* Exercise directions: Repeat everything in the material exactly.

* Collected data:
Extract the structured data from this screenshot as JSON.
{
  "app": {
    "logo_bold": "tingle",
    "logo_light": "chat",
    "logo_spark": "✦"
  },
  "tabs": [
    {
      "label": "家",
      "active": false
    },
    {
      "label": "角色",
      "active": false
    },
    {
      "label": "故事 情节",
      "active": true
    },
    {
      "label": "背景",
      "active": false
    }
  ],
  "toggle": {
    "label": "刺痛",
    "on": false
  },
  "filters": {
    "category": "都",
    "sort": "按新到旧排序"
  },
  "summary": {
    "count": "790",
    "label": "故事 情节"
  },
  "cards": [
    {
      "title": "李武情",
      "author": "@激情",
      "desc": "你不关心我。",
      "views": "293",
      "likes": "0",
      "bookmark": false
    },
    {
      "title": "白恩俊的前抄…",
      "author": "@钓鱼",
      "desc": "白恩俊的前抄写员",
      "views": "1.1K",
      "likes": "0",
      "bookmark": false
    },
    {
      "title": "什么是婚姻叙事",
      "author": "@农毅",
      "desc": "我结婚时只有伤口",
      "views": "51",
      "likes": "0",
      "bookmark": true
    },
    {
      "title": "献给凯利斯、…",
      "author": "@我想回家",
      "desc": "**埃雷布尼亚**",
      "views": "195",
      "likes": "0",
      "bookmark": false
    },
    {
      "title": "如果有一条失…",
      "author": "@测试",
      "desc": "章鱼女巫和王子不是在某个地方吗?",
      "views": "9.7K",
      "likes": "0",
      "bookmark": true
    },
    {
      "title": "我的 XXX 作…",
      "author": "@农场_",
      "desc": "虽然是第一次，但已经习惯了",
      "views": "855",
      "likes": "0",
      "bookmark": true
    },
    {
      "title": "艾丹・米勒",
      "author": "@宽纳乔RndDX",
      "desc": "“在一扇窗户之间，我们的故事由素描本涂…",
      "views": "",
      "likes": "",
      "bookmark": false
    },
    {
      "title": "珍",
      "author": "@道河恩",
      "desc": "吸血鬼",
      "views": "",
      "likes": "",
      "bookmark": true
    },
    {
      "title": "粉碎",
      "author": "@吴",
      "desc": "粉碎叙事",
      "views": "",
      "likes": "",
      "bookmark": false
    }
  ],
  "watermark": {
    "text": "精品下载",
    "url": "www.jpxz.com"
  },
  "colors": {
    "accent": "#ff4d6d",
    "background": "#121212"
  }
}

* Solution to this exercise:
Extract the structured data from this screenshot as JSON.
{
  "app": {
    "logo_bold": "tingle",
    "logo_light": "chat",
    "logo_spark": "✦"
  },
  "tabs": [
    {
      "label": "家",
      "active": false
    },
    {
      "label": "角色",
      "active": false
    },
    {
      "label": "故事 情节",
      "active": true
    },
    {
      "label": "背景",
      "active": false
    }
  ],
  "toggle": {
    "label": "刺痛",
    "on": false
  },
  "filters": {
    "category": "都",
    "sort": "按新到旧排序"
  },
  "summary": {
    "count": "790",
    "label": "故事 情节"
  },
  "cards": [
    {
      "title": "李武情",
      "author": "@激情",
      "desc": "你不关心我。",
      "views": "293",
      "likes": "0",
      "bookmark": false
    },
    {
      "title": "白恩俊的前抄…",
      "author": "@钓鱼",
      "desc": "白恩俊的前抄写员",
      "views": "1.1K",
      "likes": "0",
      "bookmark": false
    },
    {
      "title": "什么是婚姻叙事",
      "author": "@农毅",
      "desc": "我结婚时只有伤口",
      "views": "51",
      "likes": "0",
      "bookmark": true
    },
    {
      "title": "献给凯利斯、…",
      "author": "@我想回家",
      "desc": "**埃雷布尼亚**",
      "views": "195",
      "likes": "0",
      "bookmark": false
    },
    {
      "title": "如果有一条失…",
      "author": "@测试",
      "desc": "章鱼女巫和王子不是在某个地方吗?",
      "views": "9.7K",
      "likes": "0",
      "bookmark": true
    },
    {
      "title": "我的 XXX 作…",
      "author": "@农场_",
      "desc": "虽然是第一次，但已经习惯了",
      "views": "855",
      "likes": "0",
      "bookmark": true
    },
    {
      "title": "艾丹・米勒",
      "author": "@宽纳乔RndDX",
      "desc": "“在一扇窗户之间，我们的故事由素描本涂…",
      "views": "",
      "likes": "",
      "bookmark": false
    },
    {
      "title": "珍",
      "author": "@道河恩",
      "desc": "吸血鬼",
      "views": "",
      "likes": "",
      "bookmark": true
    },
    {
      "title": "粉碎",
      "author": "@吴",
      "desc": "粉碎叙事",
      "views": "",
      "likes": "",
      "bookmark": false
    }
  ],
  "watermark": {
    "text": "精品下载",
    "url": "www.jpxz.com"
  },
  "colors": {
    "accent": "#ff4d6d",
    "background": "#121212"
  }
}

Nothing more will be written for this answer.